# Given entries

□ □ □ □

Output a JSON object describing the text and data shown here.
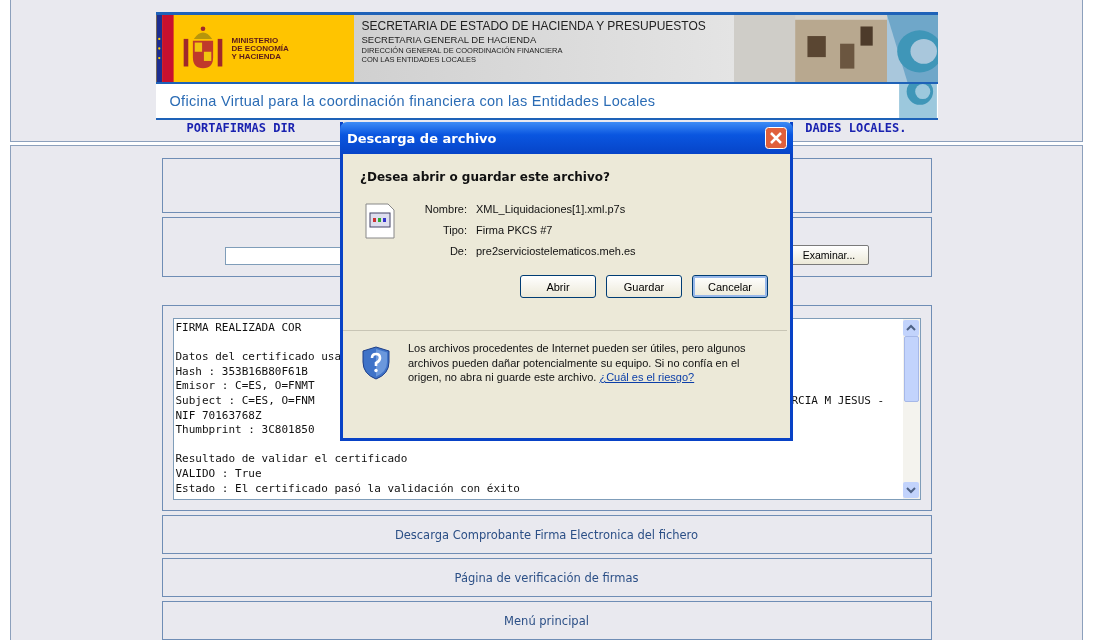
{
  "banner": {
    "ministry": [
      "MINISTERIO",
      "DE ECONOMÍA",
      "Y HACIENDA"
    ],
    "secretariat": "SECRETARIA DE ESTADO DE HACIENDA Y PRESUPUESTOS",
    "subsecretariat": "SECRETARIA GENERAL DE HACIENDA",
    "direction": [
      "DIRECCIÓN GENERAL DE COORDINACIÓN FINANCIERA",
      "CON LAS ENTIDADES LOCALES"
    ],
    "tagline": "Oficina Virtual para la coordinación financiera con las Entidades Locales"
  },
  "page_title": {
    "left": "PORTAFIRMAS DIR",
    "right": "DADES LOCALES."
  },
  "file_upload": {
    "button": "Examinar..."
  },
  "result_lines": [
    {
      "left": "FIRMA REALIZADA COR"
    },
    {
      "left": "Datos del certificado usa",
      "gap_before": true
    },
    {
      "left": "Hash : 353B16B80F61B"
    },
    {
      "left": "Emisor : C=ES, O=FNMT"
    },
    {
      "left": "Subject : C=ES, O=FNM",
      "right": "RCIA M JESUS -"
    },
    {
      "left": "NIF 70163768Z"
    },
    {
      "left": "Thumbprint : 3C801850"
    },
    {
      "left": "Resultado de validar el certificado",
      "gap_before": true
    },
    {
      "left": "VALIDO : True"
    },
    {
      "left": "Estado : El certificado pasó la validación con éxito"
    }
  ],
  "links": [
    "Descarga Comprobante Firma Electronica del fichero",
    "Página de verificación de firmas",
    "Menú principal"
  ],
  "dialog": {
    "title": "Descarga de archivo",
    "question": "¿Desea abrir o guardar este archivo?",
    "fields": [
      {
        "label": "Nombre:",
        "value": "XML_Liquidaciones[1].xml.p7s"
      },
      {
        "label": "Tipo:",
        "value": "Firma PKCS #7"
      },
      {
        "label": "De:",
        "value": "pre2serviciostelematicos.meh.es"
      }
    ],
    "buttons": [
      {
        "label": "Abrir",
        "selected": false
      },
      {
        "label": "Guardar",
        "selected": false
      },
      {
        "label": "Cancelar",
        "selected": true
      }
    ],
    "warning": "Los archivos procedentes de Internet pueden ser útiles, pero algunos archivos pueden dañar potencialmente su equipo. Si no confía en el origen, no abra ni guarde este archivo.",
    "warning_link": "¿Cuál es el riesgo?"
  }
}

□ □ □ □

# Job
Output the lines above in full and exactly as given, omitting any pictures.

# Full output
Output a JSON object describing the text and data shown here.
{
  "banner": {
    "ministry": [
      "MINISTERIO",
      "DE ECONOMÍA",
      "Y HACIENDA"
    ],
    "secretariat": "SECRETARIA DE ESTADO DE HACIENDA Y PRESUPUESTOS",
    "subsecretariat": "SECRETARIA GENERAL DE HACIENDA",
    "direction": [
      "DIRECCIÓN GENERAL DE COORDINACIÓN FINANCIERA",
      "CON LAS ENTIDADES LOCALES"
    ],
    "tagline": "Oficina Virtual para la coordinación financiera con las Entidades Locales"
  },
  "page_title": {
    "left": "PORTAFIRMAS DIR",
    "right": "DADES LOCALES."
  },
  "file_upload": {
    "button": "Examinar..."
  },
  "result_lines": [
    {
      "left": "FIRMA REALIZADA COR"
    },
    {
      "left": "Datos del certificado usa",
      "gap_before": true
    },
    {
      "left": "Hash : 353B16B80F61B"
    },
    {
      "left": "Emisor : C=ES, O=FNMT"
    },
    {
      "left": "Subject : C=ES, O=FNM",
      "right": "RCIA M JESUS -"
    },
    {
      "left": "NIF 70163768Z"
    },
    {
      "left": "Thumbprint : 3C801850"
    },
    {
      "left": "Resultado de validar el certificado",
      "gap_before": true
    },
    {
      "left": "VALIDO : True"
    },
    {
      "left": "Estado : El certificado pasó la validación con éxito"
    }
  ],
  "links": [
    "Descarga Comprobante Firma Electronica del fichero",
    "Página de verificación de firmas",
    "Menú principal"
  ],
  "dialog": {
    "title": "Descarga de archivo",
    "question": "¿Desea abrir o guardar este archivo?",
    "fields": [
      {
        "label": "Nombre:",
        "value": "XML_Liquidaciones[1].xml.p7s"
      },
      {
        "label": "Tipo:",
        "value": "Firma PKCS #7"
      },
      {
        "label": "De:",
        "value": "pre2serviciostelematicos.meh.es"
      }
    ],
    "buttons": [
      {
        "label": "Abrir",
        "selected": false
      },
      {
        "label": "Guardar",
        "selected": false
      },
      {
        "label": "Cancelar",
        "selected": true
      }
    ],
    "warning": "Los archivos procedentes de Internet pueden ser útiles, pero algunos archivos pueden dañar potencialmente su equipo. Si no confía en el origen, no abra ni guarde este archivo.",
    "warning_link": "¿Cuál es el riesgo?"
  }
}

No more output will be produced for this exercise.